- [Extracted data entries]
..........
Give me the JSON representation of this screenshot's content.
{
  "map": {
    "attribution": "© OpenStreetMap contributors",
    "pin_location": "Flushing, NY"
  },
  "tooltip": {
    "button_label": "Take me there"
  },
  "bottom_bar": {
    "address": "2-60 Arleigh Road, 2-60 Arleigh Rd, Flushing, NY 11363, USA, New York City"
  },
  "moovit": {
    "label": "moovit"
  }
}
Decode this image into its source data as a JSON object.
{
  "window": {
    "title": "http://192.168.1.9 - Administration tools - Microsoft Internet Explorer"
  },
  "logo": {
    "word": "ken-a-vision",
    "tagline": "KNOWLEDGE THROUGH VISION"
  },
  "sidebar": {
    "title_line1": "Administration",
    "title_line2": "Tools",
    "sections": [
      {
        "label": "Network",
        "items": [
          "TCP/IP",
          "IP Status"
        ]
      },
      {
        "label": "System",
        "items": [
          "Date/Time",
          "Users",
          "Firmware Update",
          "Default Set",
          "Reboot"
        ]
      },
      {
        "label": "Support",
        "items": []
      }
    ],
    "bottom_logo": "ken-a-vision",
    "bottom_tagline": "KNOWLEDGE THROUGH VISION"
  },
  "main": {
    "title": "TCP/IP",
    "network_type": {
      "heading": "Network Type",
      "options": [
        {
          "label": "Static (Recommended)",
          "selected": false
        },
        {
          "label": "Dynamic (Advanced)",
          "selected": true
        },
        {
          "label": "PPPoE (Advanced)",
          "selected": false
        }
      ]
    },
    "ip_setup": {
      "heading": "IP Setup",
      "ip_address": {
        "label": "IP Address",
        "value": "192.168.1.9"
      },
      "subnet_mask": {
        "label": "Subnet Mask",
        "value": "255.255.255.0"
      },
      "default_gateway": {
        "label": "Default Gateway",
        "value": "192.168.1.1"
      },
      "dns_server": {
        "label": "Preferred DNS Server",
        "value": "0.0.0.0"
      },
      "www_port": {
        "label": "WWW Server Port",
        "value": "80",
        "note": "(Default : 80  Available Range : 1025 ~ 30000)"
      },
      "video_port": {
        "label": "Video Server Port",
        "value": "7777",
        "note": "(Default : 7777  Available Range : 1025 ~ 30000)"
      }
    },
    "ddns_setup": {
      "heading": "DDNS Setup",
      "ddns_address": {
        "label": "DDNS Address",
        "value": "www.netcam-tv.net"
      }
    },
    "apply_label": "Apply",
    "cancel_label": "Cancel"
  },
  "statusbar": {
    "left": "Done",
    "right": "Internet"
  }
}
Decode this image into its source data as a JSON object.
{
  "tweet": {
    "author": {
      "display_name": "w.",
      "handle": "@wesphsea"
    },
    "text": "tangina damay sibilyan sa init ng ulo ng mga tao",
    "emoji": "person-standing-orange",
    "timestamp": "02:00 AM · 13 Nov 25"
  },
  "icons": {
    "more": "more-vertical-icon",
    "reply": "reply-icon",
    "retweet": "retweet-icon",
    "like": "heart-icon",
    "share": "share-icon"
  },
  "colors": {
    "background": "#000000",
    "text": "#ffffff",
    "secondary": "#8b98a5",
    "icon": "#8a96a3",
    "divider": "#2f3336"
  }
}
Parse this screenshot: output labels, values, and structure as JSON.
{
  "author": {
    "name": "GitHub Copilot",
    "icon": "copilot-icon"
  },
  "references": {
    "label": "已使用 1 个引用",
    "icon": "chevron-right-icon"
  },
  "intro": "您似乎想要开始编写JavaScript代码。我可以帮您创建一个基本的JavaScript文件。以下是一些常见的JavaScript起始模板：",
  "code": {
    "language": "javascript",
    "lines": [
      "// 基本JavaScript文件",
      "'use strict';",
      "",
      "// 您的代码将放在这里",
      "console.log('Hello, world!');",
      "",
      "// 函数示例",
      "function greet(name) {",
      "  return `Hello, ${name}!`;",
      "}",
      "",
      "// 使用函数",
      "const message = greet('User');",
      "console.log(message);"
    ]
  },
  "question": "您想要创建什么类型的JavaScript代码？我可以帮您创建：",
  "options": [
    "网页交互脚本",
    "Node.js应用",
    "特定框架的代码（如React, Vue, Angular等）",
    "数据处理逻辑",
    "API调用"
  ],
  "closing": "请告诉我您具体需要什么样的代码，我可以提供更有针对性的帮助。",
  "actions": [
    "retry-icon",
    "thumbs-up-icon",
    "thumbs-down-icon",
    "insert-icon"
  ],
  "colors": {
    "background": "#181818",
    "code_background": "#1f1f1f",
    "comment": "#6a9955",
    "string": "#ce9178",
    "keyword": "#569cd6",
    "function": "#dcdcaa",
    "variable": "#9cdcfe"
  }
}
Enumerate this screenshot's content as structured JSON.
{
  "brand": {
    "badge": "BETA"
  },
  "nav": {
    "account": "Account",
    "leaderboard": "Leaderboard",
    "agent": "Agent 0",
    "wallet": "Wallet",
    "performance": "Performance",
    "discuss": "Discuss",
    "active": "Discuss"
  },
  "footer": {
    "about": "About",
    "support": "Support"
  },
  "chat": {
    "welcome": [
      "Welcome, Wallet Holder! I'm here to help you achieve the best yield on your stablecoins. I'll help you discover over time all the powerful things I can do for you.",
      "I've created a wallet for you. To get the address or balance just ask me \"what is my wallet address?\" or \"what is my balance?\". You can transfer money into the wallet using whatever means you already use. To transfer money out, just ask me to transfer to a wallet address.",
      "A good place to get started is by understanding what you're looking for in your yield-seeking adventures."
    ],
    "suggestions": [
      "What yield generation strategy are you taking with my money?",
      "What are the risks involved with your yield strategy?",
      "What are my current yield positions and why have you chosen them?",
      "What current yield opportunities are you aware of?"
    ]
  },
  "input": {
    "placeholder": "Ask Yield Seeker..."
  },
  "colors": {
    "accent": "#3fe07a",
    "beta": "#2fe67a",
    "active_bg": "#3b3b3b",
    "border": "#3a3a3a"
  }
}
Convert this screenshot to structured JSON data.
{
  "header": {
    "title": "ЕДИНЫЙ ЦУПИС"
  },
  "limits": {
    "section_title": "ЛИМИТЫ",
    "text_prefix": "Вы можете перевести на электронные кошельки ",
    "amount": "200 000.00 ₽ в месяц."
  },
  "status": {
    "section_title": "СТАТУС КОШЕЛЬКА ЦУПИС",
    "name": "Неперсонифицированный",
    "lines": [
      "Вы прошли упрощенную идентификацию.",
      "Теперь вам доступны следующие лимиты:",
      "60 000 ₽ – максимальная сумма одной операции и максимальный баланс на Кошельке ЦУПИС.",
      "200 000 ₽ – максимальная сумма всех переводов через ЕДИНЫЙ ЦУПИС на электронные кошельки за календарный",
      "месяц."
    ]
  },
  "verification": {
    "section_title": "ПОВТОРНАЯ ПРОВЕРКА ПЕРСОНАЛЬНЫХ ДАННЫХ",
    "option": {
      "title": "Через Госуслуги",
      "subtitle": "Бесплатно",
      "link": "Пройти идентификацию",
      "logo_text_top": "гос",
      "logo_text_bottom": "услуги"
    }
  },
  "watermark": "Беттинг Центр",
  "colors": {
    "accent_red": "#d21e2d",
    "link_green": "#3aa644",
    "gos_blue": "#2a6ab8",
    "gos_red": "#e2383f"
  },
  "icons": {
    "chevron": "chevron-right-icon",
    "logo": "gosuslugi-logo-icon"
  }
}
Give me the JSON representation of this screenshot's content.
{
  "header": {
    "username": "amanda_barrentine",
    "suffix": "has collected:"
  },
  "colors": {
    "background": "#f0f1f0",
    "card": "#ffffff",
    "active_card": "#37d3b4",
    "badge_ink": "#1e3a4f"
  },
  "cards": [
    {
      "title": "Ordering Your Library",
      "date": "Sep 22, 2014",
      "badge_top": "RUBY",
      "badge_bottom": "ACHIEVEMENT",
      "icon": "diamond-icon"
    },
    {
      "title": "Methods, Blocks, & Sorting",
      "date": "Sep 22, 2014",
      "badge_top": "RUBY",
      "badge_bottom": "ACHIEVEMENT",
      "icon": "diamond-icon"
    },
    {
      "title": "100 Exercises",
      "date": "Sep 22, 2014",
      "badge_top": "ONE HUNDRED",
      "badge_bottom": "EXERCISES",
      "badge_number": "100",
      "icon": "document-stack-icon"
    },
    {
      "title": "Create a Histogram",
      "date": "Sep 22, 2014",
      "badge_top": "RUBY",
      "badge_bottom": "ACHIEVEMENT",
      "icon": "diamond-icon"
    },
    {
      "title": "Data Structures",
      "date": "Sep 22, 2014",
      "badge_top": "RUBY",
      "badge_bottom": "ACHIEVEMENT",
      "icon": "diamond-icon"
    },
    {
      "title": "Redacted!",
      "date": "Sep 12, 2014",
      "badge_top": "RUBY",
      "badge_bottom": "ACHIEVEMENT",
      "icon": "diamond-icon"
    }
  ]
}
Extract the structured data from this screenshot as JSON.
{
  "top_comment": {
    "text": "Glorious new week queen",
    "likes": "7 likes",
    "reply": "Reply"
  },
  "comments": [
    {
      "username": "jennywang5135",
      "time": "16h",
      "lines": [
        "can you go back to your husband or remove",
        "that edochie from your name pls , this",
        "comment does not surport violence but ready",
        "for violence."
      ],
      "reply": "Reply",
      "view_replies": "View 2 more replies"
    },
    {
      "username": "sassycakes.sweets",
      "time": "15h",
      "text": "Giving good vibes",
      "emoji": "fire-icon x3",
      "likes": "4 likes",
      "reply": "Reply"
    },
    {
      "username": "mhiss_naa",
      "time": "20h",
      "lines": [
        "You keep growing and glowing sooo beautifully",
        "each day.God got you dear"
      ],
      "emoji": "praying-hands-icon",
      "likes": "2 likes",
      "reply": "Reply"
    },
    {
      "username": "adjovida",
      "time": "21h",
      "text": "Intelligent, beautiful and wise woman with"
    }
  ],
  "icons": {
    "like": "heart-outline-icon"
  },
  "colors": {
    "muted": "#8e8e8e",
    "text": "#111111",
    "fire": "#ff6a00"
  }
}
..........
- [Instructions for the task]
Gather from the records above every line containing the string "Administration".

- [Written reply]
    "title": "http://192.168.1.9 - Administration tools - Microsoft Internet Explorer"
    "title_line1": "Administration",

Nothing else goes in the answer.